For the entries that follow, state how many lines include the word "preset", giving the number and nothing else.
---- Data for this task
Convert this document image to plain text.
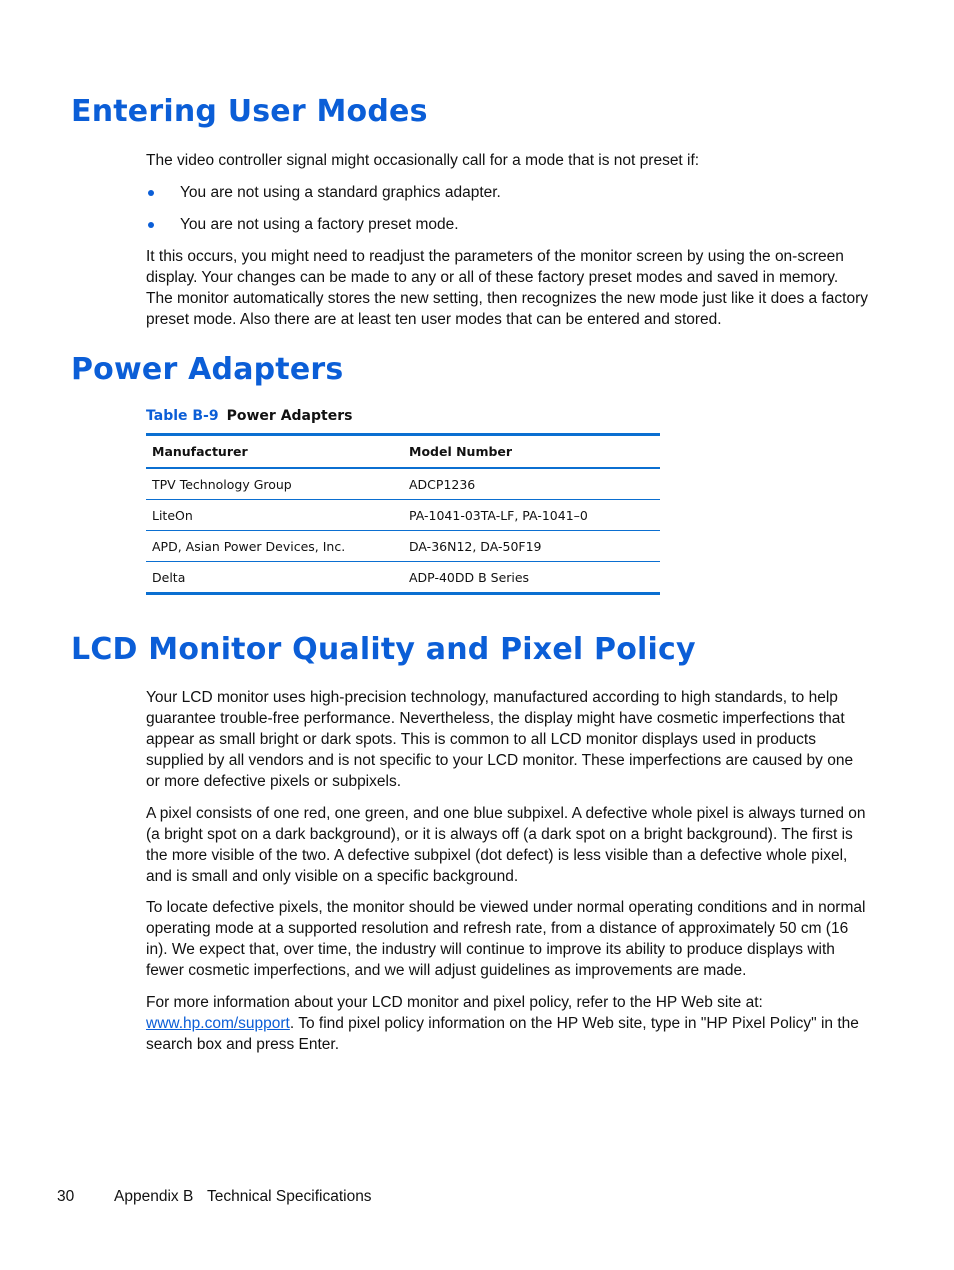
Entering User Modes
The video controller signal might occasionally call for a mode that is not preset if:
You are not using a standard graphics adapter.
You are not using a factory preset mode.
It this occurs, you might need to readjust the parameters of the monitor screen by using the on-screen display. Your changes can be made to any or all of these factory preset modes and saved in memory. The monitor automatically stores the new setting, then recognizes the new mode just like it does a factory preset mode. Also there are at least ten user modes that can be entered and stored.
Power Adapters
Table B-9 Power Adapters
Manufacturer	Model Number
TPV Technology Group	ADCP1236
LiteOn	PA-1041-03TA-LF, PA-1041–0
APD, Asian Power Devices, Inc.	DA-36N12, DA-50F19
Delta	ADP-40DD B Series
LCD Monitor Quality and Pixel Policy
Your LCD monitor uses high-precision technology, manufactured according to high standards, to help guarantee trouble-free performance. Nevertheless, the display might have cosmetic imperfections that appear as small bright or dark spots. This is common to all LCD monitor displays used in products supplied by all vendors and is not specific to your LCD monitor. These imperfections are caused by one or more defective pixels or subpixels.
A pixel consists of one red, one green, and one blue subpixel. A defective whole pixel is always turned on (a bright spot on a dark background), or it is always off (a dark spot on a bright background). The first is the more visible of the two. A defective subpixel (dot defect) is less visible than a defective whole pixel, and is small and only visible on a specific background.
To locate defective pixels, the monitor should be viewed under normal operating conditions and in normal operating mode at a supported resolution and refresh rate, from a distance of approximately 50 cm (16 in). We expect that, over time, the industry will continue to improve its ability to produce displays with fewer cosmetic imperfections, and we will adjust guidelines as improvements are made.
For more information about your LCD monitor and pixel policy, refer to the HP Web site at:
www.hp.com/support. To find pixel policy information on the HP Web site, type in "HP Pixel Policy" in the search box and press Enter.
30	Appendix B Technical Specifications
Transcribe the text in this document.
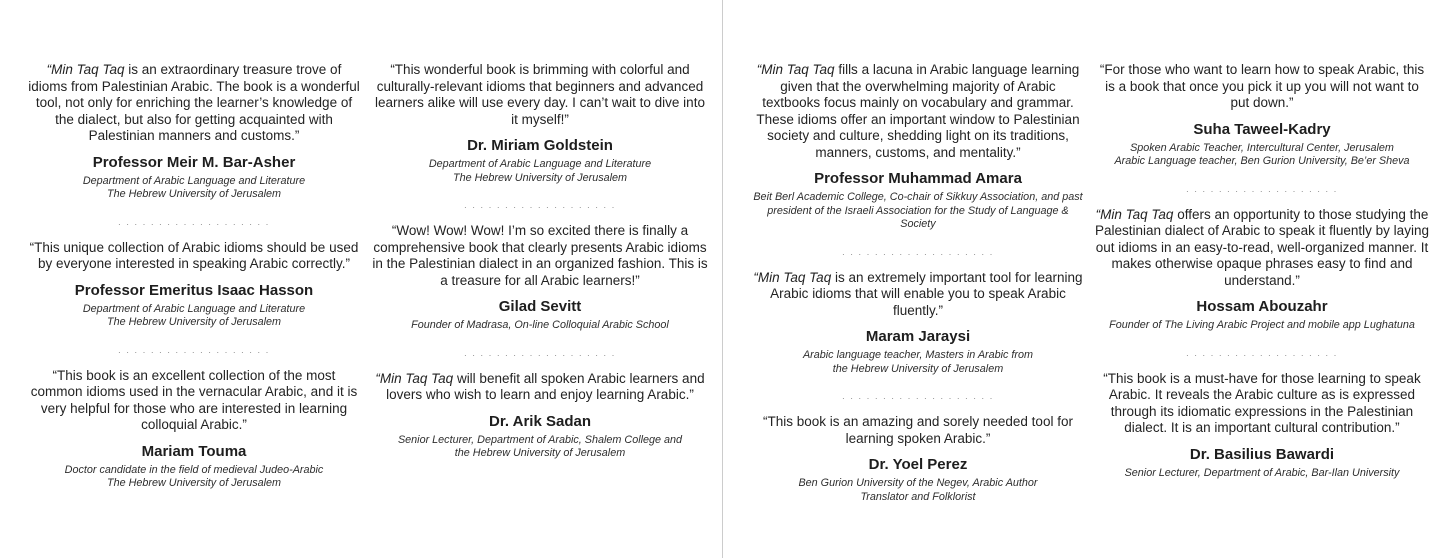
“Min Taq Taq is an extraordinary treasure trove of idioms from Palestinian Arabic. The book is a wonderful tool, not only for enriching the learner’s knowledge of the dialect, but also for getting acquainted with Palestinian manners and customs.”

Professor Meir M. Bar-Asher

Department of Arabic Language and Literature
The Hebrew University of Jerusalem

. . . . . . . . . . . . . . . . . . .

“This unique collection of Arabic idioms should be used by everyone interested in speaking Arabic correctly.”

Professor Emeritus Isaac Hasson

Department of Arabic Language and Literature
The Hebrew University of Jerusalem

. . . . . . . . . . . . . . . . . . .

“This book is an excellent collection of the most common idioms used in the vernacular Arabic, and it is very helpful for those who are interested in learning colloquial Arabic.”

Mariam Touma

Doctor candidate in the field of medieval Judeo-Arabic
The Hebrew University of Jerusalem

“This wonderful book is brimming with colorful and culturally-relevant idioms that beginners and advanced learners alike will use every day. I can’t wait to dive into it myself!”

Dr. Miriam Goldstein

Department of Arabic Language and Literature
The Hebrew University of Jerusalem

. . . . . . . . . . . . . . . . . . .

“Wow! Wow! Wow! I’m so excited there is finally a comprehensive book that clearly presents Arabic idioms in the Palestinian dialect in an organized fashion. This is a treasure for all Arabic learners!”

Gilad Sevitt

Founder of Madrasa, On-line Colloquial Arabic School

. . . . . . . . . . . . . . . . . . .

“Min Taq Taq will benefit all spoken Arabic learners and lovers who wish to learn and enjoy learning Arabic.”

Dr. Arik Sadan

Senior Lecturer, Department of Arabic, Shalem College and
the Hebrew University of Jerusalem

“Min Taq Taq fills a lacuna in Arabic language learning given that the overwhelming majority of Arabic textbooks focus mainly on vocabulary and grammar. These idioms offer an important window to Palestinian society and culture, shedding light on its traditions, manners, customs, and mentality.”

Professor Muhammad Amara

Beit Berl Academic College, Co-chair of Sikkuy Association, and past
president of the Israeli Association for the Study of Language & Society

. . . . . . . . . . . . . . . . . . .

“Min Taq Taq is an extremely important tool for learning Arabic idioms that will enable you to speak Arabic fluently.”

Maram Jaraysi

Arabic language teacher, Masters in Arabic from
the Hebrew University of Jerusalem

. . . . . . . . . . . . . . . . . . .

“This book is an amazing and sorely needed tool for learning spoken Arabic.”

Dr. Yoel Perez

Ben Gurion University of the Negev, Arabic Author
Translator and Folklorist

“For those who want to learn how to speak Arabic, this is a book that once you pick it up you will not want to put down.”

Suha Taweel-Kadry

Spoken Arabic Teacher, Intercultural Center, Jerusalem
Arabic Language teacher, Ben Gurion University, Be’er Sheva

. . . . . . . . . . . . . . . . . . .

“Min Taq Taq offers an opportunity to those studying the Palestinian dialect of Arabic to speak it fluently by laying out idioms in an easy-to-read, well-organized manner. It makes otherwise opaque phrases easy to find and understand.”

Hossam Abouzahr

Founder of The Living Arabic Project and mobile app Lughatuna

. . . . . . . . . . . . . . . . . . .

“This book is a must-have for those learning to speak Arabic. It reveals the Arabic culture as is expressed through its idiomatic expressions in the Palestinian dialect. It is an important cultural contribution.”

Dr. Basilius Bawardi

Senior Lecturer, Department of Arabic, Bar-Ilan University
--------
---- Data for this task
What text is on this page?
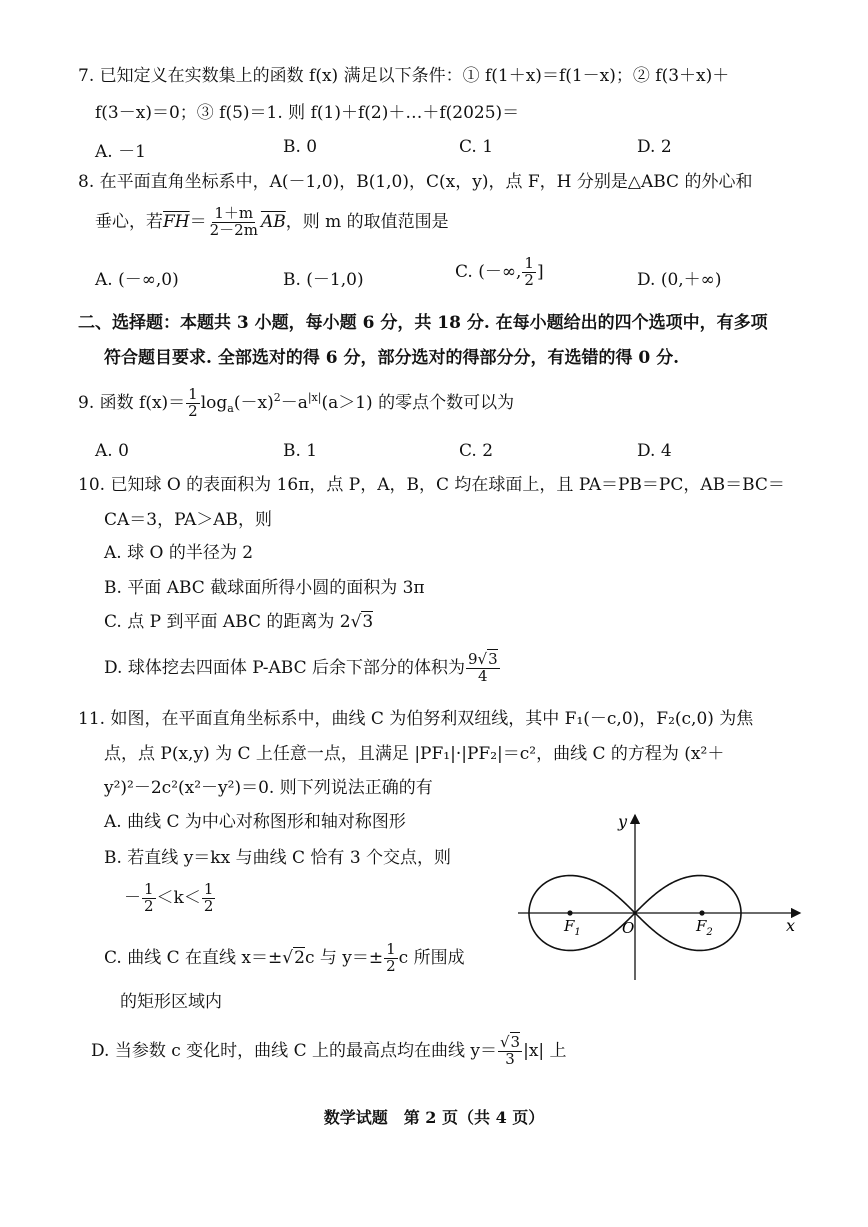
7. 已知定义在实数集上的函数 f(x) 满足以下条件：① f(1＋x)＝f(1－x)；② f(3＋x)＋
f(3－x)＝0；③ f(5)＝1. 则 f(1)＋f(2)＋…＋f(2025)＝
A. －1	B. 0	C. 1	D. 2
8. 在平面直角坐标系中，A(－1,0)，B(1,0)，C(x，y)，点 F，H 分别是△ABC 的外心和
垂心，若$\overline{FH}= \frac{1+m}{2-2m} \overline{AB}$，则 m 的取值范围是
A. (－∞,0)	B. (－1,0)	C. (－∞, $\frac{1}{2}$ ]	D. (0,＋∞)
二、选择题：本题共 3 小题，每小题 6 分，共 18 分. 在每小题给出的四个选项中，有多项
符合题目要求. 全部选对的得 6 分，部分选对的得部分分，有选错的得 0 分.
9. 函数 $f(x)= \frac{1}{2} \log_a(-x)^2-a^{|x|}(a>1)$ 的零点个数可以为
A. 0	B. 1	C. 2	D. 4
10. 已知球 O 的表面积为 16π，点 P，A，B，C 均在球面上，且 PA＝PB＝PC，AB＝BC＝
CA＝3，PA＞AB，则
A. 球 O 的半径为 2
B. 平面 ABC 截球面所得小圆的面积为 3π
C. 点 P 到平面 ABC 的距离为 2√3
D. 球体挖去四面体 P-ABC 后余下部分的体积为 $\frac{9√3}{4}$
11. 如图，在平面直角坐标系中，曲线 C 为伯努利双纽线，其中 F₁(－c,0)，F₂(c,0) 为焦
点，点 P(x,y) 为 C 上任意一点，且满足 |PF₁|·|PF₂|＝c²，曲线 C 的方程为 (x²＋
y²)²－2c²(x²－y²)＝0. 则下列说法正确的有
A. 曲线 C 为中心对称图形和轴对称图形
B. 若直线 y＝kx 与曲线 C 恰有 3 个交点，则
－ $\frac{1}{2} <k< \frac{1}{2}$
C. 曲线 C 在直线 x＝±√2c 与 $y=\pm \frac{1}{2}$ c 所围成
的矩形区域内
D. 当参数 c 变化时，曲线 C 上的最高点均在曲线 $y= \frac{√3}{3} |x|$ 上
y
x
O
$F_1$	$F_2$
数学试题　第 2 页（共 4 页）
--------
---- Data for this task
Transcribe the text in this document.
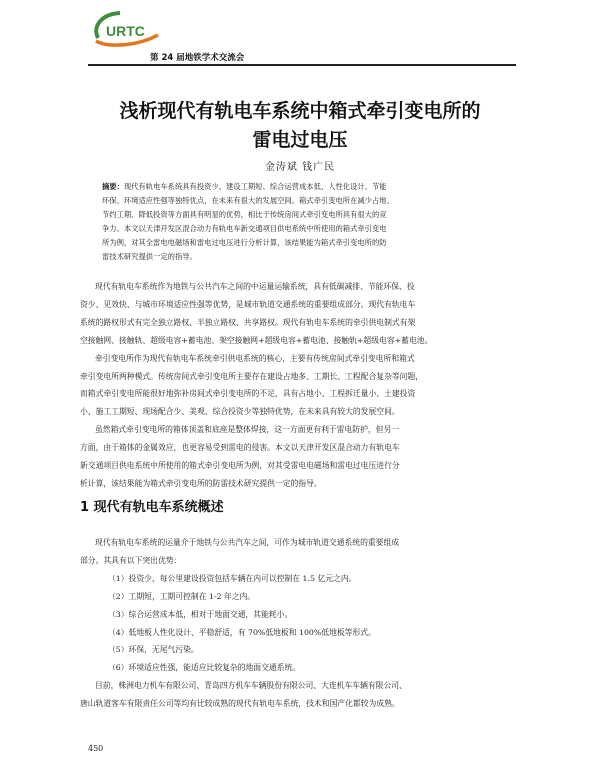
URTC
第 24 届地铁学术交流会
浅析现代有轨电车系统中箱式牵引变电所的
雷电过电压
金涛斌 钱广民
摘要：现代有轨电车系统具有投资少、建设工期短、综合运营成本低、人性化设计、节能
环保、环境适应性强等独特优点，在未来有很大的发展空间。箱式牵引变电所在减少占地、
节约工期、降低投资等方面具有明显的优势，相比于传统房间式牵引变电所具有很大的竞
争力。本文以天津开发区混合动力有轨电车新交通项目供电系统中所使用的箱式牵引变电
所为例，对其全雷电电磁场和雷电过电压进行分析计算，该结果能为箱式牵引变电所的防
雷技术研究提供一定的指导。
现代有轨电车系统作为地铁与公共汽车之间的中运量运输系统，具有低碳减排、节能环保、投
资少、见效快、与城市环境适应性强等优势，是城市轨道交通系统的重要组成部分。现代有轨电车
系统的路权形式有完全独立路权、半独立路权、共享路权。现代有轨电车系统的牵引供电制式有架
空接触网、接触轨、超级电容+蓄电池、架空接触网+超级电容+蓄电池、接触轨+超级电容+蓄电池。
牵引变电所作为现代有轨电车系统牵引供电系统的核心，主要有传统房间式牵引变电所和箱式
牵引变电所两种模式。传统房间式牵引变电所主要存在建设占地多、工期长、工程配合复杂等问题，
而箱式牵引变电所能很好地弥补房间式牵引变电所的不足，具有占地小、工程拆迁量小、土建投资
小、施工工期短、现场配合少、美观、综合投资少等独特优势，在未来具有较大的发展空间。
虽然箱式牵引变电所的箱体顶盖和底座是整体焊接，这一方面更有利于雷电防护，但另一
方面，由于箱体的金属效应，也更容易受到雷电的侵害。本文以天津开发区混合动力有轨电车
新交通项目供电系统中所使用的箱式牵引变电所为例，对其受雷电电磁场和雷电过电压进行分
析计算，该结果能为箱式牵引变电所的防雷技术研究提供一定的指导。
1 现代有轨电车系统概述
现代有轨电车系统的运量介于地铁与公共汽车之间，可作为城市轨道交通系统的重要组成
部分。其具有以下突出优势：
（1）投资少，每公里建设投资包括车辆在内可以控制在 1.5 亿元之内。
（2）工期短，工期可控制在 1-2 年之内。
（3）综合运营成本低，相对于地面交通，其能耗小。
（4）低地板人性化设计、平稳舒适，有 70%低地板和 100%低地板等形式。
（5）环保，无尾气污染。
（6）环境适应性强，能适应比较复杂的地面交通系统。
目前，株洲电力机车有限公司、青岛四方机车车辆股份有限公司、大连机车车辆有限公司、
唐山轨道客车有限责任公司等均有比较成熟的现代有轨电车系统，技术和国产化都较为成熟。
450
--------
▸ **Expected output**
3